- [What is being asked]
Can you give all the records again without altering a single character?

- [Excerpted data]
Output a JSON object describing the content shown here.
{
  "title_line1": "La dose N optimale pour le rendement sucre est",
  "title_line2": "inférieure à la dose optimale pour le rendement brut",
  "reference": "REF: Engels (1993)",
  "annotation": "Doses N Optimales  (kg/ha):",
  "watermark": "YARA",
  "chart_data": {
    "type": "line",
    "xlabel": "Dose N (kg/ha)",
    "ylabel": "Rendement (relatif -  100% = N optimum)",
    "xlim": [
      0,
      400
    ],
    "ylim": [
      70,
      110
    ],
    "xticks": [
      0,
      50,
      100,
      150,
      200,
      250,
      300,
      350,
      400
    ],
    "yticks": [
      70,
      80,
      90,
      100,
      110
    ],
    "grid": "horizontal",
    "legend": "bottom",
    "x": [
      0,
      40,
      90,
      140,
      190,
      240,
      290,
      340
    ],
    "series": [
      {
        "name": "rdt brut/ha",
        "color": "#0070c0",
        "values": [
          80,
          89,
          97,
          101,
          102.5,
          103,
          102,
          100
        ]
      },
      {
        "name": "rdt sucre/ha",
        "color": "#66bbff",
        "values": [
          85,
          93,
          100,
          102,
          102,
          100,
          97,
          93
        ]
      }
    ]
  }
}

- [Written solution]
Output a JSON object describing the content shown here.
{
  "title_line1": "La dose N optimale pour le rendement sucre est",
  "title_line2": "inférieure à la dose optimale pour le rendement brut",
  "reference": "REF: Engels (1993)",
  "annotation": "Doses N Optimales  (kg/ha):",
  "watermark": "YARA",
  "chart_data": {
    "type": "line",
    "xlabel": "Dose N (kg/ha)",
    "ylabel": "Rendement (relatif -  100% = N optimum)",
    "xlim": [
      0,
      400
    ],
    "ylim": [
      70,
      110
    ],
    "xticks": [
      0,
      50,
      100,
      150,
      200,
      250,
      300,
      350,
      400
    ],
    "yticks": [
      70,
      80,
      90,
      100,
      110
    ],
    "grid": "horizontal",
    "legend": "bottom",
    "x": [
      0,
      40,
      90,
      140,
      190,
      240,
      290,
      340
    ],
    "series": [
      {
        "name": "rdt brut/ha",
        "color": "#0070c0",
        "values": [
          80,
          89,
          97,
          101,
          102.5,
          103,
          102,
          100
        ]
      },
      {
        "name": "rdt sucre/ha",
        "color": "#66bbff",
        "values": [
          85,
          93,
          100,
          102,
          102,
          100,
          97,
          93
        ]
      }
    ]
  }
}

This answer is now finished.